[WHAT YOU NEED TO DO] Identify the lines bearing the string "nhiều" and gather them.

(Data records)
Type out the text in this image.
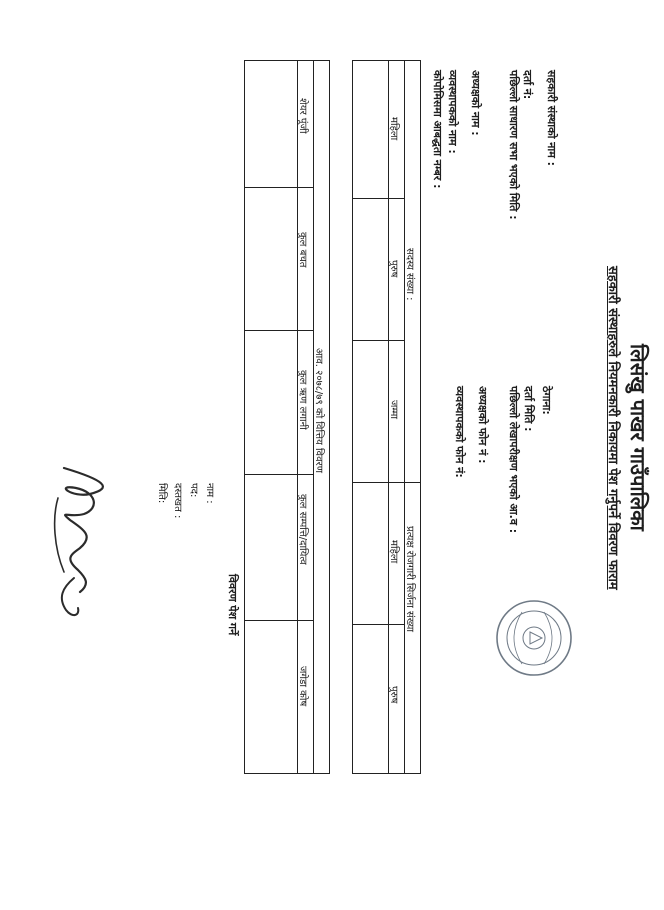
लिसंखु पाखर गाउँपालिका
सहकारी संस्थाहरुले नियमनकारी निकायमा पेश गर्नुपर्ने विवरण फाराम
सहकारी संस्थाको नाम :
दर्ता नं:
पछिल्लो साधारण सभा भएको मिति :
अध्यक्षको नाम :
व्यवस्थापकको नाम :
कोपोमिसमा आबद्धता नम्बर :
ठेगाना:
दर्ता मिति :
पछिल्लो लेखापरीक्षण भएको आ.व :
अध्यक्षको फोन नं :
व्यवस्थापकको फोन नं:
सदस्य संख्या :
प्रत्यक्ष रोजगारी सिर्जना संख्या
महिला
पुरुष
जम्मा
महिला
पुरुष
आव. २०७८/७९ को वित्तिय विवरण
शेयर पूंजी
कुल बचत
कुल ऋण लगानी
कुल सम्पत्ति/दायित्व
जगेडा कोष
विवरण पेश गर्ने
नाम :
पद:
दस्तखत :
मिति:
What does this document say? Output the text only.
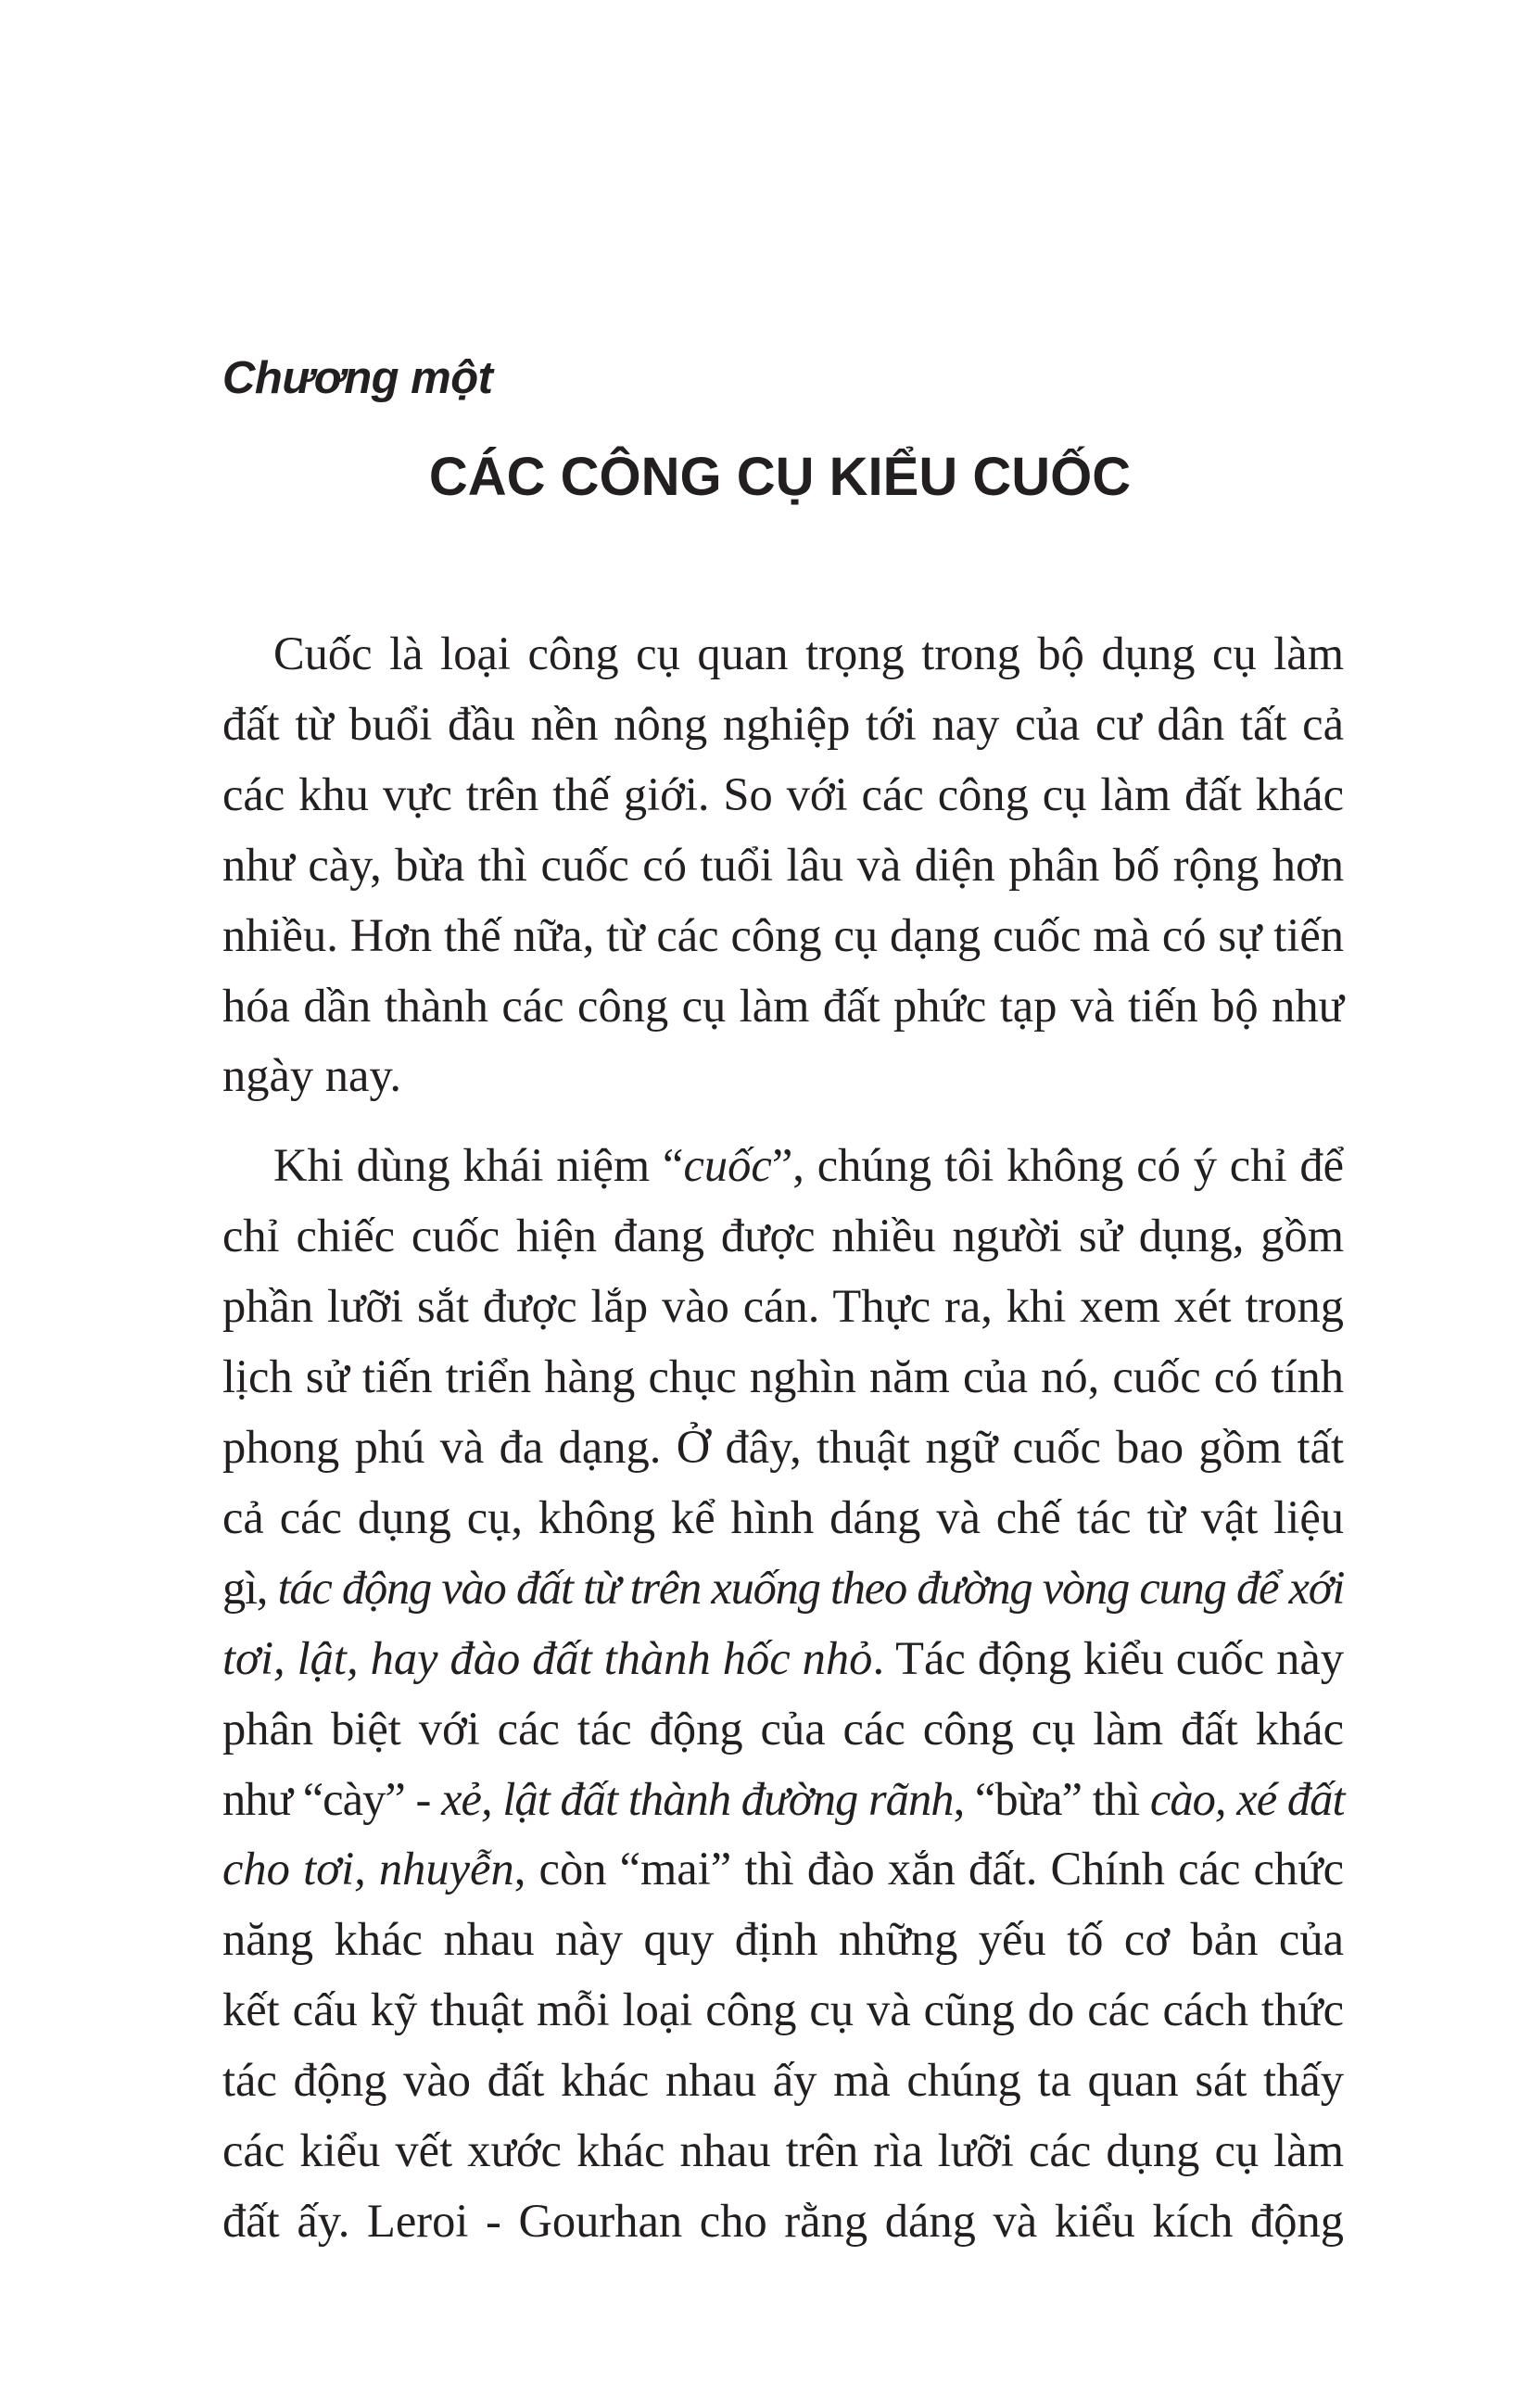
Chương một
CÁC CÔNG CỤ KIỂU CUỐC

Cuốc là loại công cụ quan trọng trong bộ dụng cụ làm
đất từ buổi đầu nền nông nghiệp tới nay của cư dân tất cả
các khu vực trên thế giới. So với các công cụ làm đất khác
như cày, bừa thì cuốc có tuổi lâu và diện phân bố rộng hơn
nhiều. Hơn thế nữa, từ các công cụ dạng cuốc mà có sự tiến
hóa dần thành các công cụ làm đất phức tạp và tiến bộ như
ngày nay.

Khi dùng khái niệm “cuốc”, chúng tôi không có ý chỉ để
chỉ chiếc cuốc hiện đang được nhiều người sử dụng, gồm
phần lưỡi sắt được lắp vào cán. Thực ra, khi xem xét trong
lịch sử tiến triển hàng chục nghìn năm của nó, cuốc có tính
phong phú và đa dạng. Ở đây, thuật ngữ cuốc bao gồm tất
cả các dụng cụ, không kể hình dáng và chế tác từ vật liệu
gì, tác động vào đất từ trên xuống theo đường vòng cung để xới
tơi, lật, hay đào đất thành hốc nhỏ. Tác động kiểu cuốc này
phân biệt với các tác động của các công cụ làm đất khác
như “cày” - xẻ, lật đất thành đường rãnh, “bừa” thì cào, xé đất
cho tơi, nhuyễn, còn “mai” thì đào xắn đất. Chính các chức
năng khác nhau này quy định những yếu tố cơ bản của
kết cấu kỹ thuật mỗi loại công cụ và cũng do các cách thức
tác động vào đất khác nhau ấy mà chúng ta quan sát thấy
các kiểu vết xước khác nhau trên rìa lưỡi các dụng cụ làm
đất ấy. Leroi - Gourhan cho rằng dáng và kiểu kích động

[RESPONSE BELOW]
nhiều. Hơn thế nữa, từ các công cụ dạng cuốc mà có sự tiến
chỉ chiếc cuốc hiện đang được nhiều người sử dụng, gồm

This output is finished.